─── EXTRACTED DATA

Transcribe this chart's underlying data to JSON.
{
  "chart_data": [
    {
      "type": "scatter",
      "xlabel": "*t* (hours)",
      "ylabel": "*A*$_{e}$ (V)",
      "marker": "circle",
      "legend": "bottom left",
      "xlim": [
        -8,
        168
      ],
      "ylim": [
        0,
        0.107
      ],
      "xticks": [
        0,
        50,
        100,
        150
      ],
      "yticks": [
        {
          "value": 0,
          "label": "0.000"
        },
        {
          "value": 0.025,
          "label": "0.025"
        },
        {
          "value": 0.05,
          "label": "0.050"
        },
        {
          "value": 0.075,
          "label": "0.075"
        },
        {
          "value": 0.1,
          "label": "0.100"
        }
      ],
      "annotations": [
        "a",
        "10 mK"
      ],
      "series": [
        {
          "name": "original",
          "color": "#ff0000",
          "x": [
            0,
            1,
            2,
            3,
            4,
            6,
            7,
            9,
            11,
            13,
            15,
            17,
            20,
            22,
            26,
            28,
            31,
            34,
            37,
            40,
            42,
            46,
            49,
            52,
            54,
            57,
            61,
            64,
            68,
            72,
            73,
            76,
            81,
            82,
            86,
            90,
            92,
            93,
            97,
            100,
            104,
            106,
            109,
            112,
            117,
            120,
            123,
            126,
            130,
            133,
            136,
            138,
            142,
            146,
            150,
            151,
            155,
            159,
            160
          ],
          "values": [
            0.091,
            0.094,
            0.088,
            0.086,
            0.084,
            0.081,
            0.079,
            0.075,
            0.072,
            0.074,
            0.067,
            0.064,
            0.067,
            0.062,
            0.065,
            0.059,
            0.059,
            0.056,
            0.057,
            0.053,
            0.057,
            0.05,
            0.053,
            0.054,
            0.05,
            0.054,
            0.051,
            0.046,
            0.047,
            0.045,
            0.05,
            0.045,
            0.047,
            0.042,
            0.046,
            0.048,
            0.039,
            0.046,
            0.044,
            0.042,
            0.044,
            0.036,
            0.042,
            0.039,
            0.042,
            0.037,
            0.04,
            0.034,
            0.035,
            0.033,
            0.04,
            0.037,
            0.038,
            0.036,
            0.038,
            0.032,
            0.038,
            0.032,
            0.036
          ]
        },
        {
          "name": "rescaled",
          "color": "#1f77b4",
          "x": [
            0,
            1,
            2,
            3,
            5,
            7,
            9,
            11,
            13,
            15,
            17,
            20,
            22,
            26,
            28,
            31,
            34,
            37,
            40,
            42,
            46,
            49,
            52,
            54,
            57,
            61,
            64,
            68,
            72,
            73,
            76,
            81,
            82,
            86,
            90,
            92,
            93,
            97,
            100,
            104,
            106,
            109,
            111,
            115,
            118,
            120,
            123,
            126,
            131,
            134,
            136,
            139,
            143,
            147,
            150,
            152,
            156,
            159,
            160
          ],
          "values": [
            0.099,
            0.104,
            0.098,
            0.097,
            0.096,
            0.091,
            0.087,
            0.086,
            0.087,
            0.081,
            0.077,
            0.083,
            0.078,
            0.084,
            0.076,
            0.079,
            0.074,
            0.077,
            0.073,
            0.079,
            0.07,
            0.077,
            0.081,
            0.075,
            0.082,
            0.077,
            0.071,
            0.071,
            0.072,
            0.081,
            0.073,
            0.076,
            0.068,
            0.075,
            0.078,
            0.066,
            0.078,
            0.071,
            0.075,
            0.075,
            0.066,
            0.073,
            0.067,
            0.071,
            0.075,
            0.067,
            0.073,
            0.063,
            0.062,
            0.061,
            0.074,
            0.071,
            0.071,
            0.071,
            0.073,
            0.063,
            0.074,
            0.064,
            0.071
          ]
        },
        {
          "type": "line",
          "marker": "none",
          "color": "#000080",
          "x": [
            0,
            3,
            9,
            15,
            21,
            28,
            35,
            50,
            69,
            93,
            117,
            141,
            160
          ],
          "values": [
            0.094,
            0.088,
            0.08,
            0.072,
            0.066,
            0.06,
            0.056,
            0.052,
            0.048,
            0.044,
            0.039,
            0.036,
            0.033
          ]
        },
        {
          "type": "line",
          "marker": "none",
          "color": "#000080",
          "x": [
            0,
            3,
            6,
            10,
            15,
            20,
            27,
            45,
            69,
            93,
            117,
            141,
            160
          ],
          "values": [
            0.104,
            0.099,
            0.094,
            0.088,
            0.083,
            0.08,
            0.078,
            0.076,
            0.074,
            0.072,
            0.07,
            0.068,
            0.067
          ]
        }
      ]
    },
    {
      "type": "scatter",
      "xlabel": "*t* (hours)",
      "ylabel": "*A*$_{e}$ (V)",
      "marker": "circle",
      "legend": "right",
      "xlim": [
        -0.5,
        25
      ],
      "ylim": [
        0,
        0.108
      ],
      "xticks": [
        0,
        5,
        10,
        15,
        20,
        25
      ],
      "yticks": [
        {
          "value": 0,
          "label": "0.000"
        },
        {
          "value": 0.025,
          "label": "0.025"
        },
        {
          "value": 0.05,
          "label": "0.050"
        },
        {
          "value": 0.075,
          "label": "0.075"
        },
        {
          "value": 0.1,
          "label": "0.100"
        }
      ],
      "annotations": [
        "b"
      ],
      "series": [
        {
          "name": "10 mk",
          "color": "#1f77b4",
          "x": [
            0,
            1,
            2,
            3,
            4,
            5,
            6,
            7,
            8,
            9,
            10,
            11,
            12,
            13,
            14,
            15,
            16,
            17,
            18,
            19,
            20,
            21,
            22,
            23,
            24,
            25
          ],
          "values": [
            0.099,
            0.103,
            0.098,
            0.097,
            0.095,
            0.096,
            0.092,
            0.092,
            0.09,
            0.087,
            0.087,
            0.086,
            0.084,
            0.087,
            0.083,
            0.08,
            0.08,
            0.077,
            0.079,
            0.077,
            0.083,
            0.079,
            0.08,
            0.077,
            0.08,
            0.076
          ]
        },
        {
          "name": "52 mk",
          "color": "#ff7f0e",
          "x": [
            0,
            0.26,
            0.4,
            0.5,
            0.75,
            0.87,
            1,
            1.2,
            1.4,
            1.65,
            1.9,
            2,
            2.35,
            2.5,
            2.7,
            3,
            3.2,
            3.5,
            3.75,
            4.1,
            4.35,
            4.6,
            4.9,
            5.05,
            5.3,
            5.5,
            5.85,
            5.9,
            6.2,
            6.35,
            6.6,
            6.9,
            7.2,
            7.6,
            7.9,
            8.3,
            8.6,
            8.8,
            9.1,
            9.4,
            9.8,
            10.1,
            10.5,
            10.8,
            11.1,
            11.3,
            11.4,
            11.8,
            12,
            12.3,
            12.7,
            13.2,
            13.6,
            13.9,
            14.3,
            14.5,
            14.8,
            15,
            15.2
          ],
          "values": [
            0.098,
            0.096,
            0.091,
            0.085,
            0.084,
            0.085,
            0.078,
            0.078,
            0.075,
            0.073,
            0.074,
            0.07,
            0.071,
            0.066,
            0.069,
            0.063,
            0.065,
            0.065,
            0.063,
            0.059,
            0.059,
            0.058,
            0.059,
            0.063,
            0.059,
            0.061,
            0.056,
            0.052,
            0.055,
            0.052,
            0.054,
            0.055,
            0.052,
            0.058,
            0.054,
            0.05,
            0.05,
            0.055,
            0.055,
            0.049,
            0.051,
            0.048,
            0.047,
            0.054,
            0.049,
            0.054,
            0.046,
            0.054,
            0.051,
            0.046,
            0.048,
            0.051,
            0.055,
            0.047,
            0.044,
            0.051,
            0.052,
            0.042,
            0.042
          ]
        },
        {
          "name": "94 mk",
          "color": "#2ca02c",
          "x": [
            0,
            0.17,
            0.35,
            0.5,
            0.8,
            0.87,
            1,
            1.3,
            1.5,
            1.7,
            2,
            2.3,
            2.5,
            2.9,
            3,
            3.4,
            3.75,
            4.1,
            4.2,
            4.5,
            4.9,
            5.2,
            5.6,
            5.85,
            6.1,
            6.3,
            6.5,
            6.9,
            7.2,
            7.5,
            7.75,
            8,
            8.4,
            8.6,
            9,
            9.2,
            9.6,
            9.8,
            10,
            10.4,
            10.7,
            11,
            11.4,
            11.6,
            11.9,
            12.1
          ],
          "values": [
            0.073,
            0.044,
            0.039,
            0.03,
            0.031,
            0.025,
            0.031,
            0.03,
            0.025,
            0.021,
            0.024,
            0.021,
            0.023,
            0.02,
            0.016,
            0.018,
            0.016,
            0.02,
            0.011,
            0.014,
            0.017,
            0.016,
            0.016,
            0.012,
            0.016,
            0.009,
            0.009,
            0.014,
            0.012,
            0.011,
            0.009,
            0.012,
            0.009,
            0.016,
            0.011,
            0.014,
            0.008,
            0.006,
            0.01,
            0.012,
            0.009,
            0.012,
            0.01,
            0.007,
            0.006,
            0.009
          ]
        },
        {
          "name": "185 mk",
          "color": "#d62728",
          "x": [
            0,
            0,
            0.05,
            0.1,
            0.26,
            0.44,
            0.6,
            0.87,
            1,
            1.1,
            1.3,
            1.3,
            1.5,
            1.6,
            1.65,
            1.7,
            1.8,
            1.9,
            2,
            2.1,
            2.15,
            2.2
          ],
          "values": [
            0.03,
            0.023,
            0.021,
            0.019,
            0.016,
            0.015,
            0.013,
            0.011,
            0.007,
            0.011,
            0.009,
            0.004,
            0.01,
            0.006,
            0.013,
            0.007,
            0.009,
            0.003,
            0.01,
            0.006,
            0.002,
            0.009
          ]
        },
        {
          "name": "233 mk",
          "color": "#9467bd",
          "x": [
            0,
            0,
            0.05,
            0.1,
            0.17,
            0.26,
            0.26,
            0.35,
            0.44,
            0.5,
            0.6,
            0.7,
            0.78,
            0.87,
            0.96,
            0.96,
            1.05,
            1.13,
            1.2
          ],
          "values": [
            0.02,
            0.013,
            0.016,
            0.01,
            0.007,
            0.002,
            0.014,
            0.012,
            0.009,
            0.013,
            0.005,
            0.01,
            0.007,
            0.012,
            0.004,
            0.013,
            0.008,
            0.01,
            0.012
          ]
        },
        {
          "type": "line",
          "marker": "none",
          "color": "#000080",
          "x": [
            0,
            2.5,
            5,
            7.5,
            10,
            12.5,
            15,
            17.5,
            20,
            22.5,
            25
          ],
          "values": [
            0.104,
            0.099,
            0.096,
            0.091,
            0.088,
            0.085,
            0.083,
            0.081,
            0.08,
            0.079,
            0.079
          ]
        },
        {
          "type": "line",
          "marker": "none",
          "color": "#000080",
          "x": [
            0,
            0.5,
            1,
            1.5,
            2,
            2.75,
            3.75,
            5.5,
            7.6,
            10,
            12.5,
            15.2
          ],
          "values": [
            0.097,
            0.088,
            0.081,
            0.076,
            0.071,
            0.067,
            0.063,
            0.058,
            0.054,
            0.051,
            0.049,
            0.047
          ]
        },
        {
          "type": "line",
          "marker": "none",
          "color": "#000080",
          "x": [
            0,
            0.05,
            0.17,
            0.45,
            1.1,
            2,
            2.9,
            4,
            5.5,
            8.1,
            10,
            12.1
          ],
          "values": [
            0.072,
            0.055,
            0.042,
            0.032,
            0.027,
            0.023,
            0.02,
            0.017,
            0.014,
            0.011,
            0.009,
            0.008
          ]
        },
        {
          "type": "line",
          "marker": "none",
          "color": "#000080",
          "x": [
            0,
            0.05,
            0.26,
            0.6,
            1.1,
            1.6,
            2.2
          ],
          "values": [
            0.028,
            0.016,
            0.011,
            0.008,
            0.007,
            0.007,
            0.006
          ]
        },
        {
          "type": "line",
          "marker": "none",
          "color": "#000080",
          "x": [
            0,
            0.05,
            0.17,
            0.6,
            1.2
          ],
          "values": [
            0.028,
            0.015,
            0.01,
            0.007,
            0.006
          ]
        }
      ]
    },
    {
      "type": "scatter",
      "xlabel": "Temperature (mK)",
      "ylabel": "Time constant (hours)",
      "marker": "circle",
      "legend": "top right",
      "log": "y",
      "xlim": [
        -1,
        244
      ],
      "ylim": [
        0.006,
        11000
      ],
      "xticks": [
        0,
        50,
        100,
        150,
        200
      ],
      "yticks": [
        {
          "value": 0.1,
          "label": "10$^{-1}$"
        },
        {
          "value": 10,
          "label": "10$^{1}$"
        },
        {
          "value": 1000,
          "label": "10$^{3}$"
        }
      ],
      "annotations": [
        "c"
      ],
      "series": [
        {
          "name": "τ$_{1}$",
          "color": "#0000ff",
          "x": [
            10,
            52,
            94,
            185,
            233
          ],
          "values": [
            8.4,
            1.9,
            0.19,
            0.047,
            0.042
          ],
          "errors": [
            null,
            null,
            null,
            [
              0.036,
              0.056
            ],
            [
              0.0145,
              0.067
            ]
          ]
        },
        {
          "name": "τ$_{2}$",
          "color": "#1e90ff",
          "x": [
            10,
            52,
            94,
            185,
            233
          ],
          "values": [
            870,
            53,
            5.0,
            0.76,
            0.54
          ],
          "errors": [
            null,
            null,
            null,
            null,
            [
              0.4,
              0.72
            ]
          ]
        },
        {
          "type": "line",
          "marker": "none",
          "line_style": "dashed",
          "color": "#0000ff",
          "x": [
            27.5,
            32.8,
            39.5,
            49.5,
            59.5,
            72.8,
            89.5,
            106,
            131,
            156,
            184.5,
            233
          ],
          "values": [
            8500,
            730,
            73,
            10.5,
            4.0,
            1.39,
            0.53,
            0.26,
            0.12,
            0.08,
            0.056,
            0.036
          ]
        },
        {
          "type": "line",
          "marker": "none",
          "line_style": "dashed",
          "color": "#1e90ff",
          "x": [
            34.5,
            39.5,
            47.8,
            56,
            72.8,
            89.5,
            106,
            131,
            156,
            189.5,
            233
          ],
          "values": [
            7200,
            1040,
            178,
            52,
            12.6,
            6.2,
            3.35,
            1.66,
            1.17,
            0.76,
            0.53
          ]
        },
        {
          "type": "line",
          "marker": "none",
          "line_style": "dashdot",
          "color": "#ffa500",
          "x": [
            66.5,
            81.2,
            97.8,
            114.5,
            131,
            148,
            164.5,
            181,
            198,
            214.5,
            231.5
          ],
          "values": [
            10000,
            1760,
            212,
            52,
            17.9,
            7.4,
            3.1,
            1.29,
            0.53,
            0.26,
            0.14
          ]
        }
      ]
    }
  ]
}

──────

## TASK PROMPT:
Search the data for the word "name" and copy each line where it appears.

## THE COMPLETED TASK:
          "name": "original",
          "name": "rescaled",
          "name": "10 mk",
          "name": "52 mk",
          "name": "94 mk",
          "name": "185 mk",
          "name": "233 mk",
          "name": "τ$_{1}$",
          "name": "τ$_{2}$",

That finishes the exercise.